■ **BRIEF**
Retype the material word for word.

-- START DATASET EXTRACT --

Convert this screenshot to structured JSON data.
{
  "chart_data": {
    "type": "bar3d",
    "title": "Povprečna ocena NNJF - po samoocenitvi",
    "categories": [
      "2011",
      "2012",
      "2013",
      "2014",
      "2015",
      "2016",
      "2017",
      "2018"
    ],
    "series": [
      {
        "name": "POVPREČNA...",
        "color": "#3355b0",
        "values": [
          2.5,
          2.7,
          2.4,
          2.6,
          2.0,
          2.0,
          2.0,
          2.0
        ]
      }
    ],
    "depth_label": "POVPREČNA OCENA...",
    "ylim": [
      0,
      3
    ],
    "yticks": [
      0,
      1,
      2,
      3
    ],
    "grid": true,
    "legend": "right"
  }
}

-- END DATASET EXTRACT --

■ **EXERCISE OUTPUT**
Convert this screenshot to structured JSON data.
{
  "chart_data": {
    "type": "bar3d",
    "title": "Povprečna ocena NNJF - po samoocenitvi",
    "categories": [
      "2011",
      "2012",
      "2013",
      "2014",
      "2015",
      "2016",
      "2017",
      "2018"
    ],
    "series": [
      {
        "name": "POVPREČNA...",
        "color": "#3355b0",
        "values": [
          2.5,
          2.7,
          2.4,
          2.6,
          2.0,
          2.0,
          2.0,
          2.0
        ]
      }
    ],
    "depth_label": "POVPREČNA OCENA...",
    "ylim": [
      0,
      3
    ],
    "yticks": [
      0,
      1,
      2,
      3
    ],
    "grid": true,
    "legend": "right"
  }
}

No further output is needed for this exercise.